» **ZITIERTER TEXTAUSZUG**
▶

Oft werden allerdings, grob und oberflächlich betrachtet, daraus nur zwei Gruppen gemacht: die Gottgläubigen glauben zumeist auch an ein Jenseits, von den Atheisten nimmt man an, sie würden sowohl an Gott, wie an ein Jenseits (worunter ich auch den Reinkarnationsglauben subsummiere) nicht glauben.

Dabei sehe ich eher vier Glaubens-Möglichkeiten:

  1. Glaube an Gott und an ein Jenseits.

  2. Glaube an Gott & kein Glaube an ein Jenseits.

  3. Glaube an Jenseits, aber nicht an Gott.

  4. Glaube weder an Gott noch an ein Jenseits.

Ich persönlich gehöre der zweiten Gruppe an: Ich glaube nicht an ein Leben oder Weiterexistieren des Menschen nach dessen Tod. Das schließt für mich allerdings in keiner Weise die Möglichkeit der Existenz eines Gottes aus.

Es ist aber auch verständlich, daß die Möglichkeit 1 die am weitesten verbreitete ist. In den meisten Religionen bzw. Glaubensansätzen werden die beiden Punkte verknüpft, sogar sehr stark. Entweder enger - d.h. man glaubt an ein Weiterleben „im Himmel/Fegefeuer/Hölle“, „im Paradies“, „im Nirwana“ (Christentum, Islam, Hinduismus, die meisten s.g. „primitiven Glauben“), oder - in indirekter Form - man glaubt an ein Weiterleben als „Reinkarnation“, als „Geist“, als „Seele im Universum“.

Der Grund für eine solche Verknüpfung von „Gott“ einerseits, und „Jenseits“ andererseits liegt in der Idee der „Gerechtigkeit“: Der Mensch hat den Eindruck, daß in „dieser Welt“ - ihm oder allgemein (fast) allen Menschen - keine Gerechtigkeit geschieht. Dabei geht man aber davon aus, daß es eine solche „Gerechtigkeit“ auf jeden Fall in einer Welt geben sollte/müßte (wenn es schon einen „Gott“, der auch "gerecht" sein sollte, gibt). Also wird diese "Gerechtigkeit" – so der Gedanken und Wunsch des Gläubigen - in einer anderen Lebensform, nach dem Tod (oder im neuen Leben) wiederhergestellt, es kommt dann doch – mit einer Verspätung - zu einem Ausgleich.

◀

» **DATENSATZ**
▶

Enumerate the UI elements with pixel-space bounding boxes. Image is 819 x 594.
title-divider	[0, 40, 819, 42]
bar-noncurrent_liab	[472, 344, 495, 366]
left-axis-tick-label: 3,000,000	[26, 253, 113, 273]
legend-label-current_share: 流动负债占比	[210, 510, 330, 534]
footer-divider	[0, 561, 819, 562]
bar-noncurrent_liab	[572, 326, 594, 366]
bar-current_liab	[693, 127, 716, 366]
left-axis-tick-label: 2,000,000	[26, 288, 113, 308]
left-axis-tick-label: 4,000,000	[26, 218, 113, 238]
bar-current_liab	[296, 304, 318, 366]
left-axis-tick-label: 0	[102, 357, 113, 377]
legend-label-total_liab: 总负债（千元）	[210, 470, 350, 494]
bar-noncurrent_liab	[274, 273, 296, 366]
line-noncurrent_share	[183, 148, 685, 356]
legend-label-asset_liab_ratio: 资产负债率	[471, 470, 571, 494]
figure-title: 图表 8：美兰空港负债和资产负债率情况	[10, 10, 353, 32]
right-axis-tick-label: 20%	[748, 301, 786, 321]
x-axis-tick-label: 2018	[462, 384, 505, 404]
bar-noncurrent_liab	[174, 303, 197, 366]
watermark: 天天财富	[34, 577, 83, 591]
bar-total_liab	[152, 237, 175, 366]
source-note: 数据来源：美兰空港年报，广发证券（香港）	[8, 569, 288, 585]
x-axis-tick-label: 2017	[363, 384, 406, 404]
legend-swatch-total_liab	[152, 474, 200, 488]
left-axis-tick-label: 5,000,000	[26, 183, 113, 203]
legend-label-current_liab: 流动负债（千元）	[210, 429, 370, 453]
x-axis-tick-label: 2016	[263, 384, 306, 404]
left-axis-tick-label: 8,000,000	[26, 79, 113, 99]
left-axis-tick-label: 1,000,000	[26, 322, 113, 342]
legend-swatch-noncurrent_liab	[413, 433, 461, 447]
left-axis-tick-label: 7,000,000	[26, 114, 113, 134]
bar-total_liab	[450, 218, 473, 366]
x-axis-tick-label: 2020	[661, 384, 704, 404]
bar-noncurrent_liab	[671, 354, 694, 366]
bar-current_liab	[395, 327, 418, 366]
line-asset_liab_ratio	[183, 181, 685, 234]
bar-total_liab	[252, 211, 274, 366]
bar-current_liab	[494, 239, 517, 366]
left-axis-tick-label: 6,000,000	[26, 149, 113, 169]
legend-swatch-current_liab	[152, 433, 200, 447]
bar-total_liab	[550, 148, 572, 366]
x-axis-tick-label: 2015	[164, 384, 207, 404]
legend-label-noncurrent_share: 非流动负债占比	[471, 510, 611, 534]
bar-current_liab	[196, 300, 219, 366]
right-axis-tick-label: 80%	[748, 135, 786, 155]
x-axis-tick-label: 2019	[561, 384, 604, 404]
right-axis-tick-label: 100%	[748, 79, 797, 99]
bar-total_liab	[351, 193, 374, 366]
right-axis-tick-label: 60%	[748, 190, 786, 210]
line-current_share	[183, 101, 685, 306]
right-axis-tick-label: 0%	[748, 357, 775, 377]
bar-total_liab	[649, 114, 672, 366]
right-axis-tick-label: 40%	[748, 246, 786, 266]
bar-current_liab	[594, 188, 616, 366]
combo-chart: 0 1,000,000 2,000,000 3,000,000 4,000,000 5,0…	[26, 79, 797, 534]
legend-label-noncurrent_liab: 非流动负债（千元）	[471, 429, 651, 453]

◀

» **AUFGABE**
Schreib den Text über den Glauben an Gott und an ein Jenseits im Anschluss an seinen letzten Satz weiter.

» **ANTWORT**
Ein solcher Glaube (ein solcher Wunsch) beinhaltet zwei große Fehler: Erstens, man versucht, Gott zu definieren („er/sie/es muß gerecht sein“). (Über meine Auffassung, Gott sei nicht seitens des Menschen definierbar, siehe: http://www.freitag.de/autoren/lukasz-szopa/die-freiheit-der-unmoeglichen-gottesdefinition). Zweitens, eine „Gerechtigkeit“ müsse und könne es geben, diese sei glücksbringend bzw. an sich „gut“. Außerdem macht damit der Mensch den „Gott“ zu seinem Diener (auch wenn in „Vater/Mutter/Chef/Lehrer“-Funktion): Man erwartet vom „Gott“, etwas für den Menschen tun zu müssen - die „Gerechtigkeit wiederherzustellen“ oder „einem Menschen eine weitere Chance zu geben“ (Reinkarnation).

In meinem Verständnis haben wir Menschen nicht nur kein Recht, sondern auch keine Fähigkeiten, nicht nur über die Existenz, sondern auch über die Ziele, Wertvorstellungen und das Tun Gottes zu urteilen. Mag sein, daß es Gott gibt, mag auch sein, daß es sogar Gerechtigkeit gibt, mag sein, daß es tatsächlich „ein Leben danach“ gibt. Ist es aber richtig (und gesund) für den Menschen, es zu erwarten? Kein Wunder, daß Marx & Freunde Religionen als „Opium fürs (dumme & arme) Volk“ ansahen.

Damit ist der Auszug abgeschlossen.